**Task prompt**
Only the lines from the one containing "Decode this image" to the end of the records should be written out, exactly and with both ends included; pictures are excluded.

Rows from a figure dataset
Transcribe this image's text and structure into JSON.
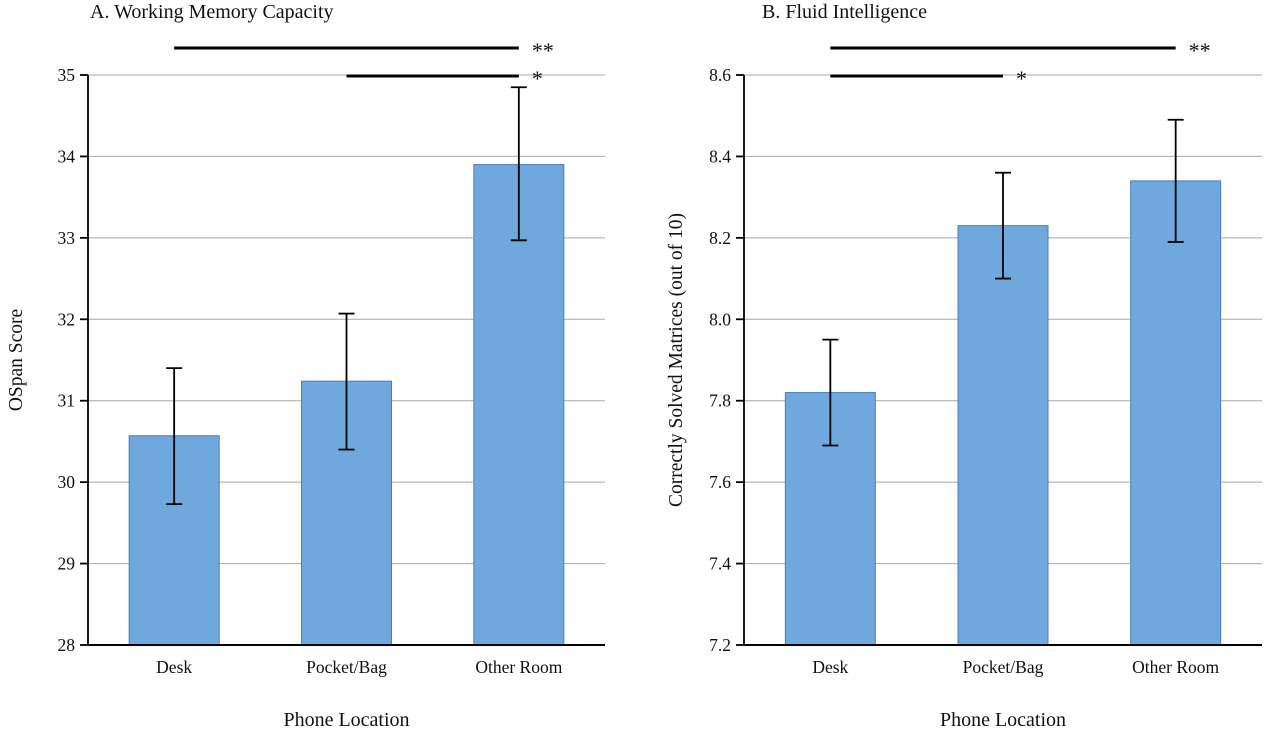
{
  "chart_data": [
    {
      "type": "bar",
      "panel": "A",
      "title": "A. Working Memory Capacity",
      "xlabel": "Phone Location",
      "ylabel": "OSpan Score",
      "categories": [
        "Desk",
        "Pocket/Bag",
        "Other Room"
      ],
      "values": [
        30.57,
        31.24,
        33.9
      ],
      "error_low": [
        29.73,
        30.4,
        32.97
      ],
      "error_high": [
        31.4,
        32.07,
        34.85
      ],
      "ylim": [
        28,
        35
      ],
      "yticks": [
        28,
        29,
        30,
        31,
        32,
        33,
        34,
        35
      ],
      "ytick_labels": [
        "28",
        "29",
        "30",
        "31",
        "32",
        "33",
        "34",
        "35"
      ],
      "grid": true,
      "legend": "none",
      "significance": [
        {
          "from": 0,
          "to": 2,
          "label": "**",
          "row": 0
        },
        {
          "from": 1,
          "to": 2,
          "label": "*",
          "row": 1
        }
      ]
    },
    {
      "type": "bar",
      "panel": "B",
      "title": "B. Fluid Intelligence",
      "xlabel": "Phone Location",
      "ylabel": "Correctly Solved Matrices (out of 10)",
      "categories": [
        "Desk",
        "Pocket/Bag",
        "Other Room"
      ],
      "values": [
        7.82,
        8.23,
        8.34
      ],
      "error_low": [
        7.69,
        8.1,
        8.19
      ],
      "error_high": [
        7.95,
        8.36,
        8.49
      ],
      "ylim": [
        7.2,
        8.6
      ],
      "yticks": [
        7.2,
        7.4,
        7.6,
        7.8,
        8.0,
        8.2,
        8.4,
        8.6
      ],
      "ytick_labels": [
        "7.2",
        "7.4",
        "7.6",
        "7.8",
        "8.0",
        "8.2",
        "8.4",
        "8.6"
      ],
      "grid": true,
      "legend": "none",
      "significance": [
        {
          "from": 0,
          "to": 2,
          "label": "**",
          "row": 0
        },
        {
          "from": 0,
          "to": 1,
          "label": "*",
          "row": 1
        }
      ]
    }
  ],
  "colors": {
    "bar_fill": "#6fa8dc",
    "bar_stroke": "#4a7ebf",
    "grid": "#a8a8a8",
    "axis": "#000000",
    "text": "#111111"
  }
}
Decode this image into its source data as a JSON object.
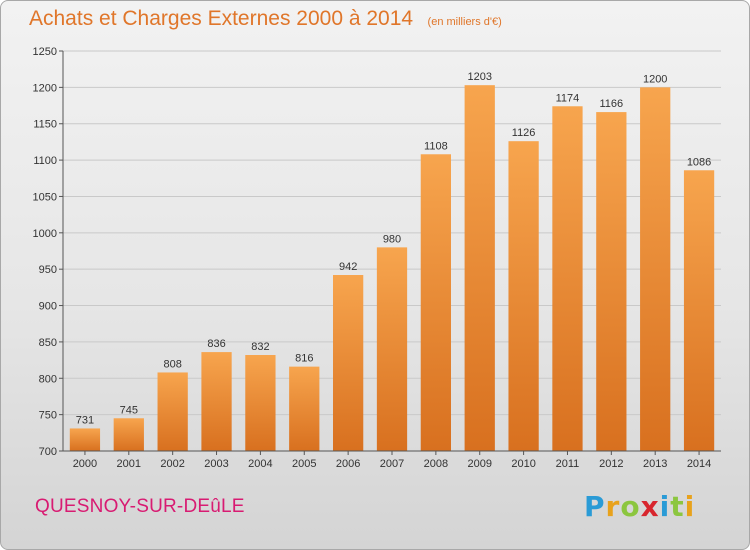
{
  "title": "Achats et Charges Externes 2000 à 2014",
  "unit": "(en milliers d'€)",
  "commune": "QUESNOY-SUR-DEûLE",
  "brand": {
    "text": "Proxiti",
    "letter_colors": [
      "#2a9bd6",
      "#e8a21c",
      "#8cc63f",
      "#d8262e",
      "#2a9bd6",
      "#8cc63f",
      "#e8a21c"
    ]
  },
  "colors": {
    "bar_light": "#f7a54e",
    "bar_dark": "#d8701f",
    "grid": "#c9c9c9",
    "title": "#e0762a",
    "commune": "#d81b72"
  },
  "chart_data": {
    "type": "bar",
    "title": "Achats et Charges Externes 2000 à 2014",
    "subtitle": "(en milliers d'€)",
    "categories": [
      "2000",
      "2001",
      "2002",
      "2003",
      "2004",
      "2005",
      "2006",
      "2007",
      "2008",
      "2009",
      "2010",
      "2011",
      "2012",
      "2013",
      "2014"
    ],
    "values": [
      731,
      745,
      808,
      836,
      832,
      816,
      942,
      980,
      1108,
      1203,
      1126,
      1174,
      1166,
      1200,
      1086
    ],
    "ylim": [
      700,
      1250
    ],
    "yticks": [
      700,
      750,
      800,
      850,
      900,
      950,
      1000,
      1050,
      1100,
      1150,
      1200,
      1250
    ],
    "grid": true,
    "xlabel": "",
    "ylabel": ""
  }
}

**Exercise result**
Decode this image into its source data as a JSON object.
{
  "title": "Achats et Charges Externes 2000 à 2014",
  "unit": "(en milliers d'€)",
  "commune": "QUESNOY-SUR-DEûLE",
  "brand": {
    "text": "Proxiti",
    "letter_colors": [
      "#2a9bd6",
      "#e8a21c",
      "#8cc63f",
      "#d8262e",
      "#2a9bd6",
      "#8cc63f",
      "#e8a21c"
    ]
  },
  "colors": {
    "bar_light": "#f7a54e",
    "bar_dark": "#d8701f",
    "grid": "#c9c9c9",
    "title": "#e0762a",
    "commune": "#d81b72"
  },
  "chart_data": {
    "type": "bar",
    "title": "Achats et Charges Externes 2000 à 2014",
    "subtitle": "(en milliers d'€)",
    "categories": [
      "2000",
      "2001",
      "2002",
      "2003",
      "2004",
      "2005",
      "2006",
      "2007",
      "2008",
      "2009",
      "2010",
      "2011",
      "2012",
      "2013",
      "2014"
    ],
    "values": [
      731,
      745,
      808,
      836,
      832,
      816,
      942,
      980,
      1108,
      1203,
      1126,
      1174,
      1166,
      1200,
      1086
    ],
    "ylim": [
      700,
      1250
    ],
    "yticks": [
      700,
      750,
      800,
      850,
      900,
      950,
      1000,
      1050,
      1100,
      1150,
      1200,
      1250
    ],
    "grid": true,
    "xlabel": "",
    "ylabel": ""
  }
}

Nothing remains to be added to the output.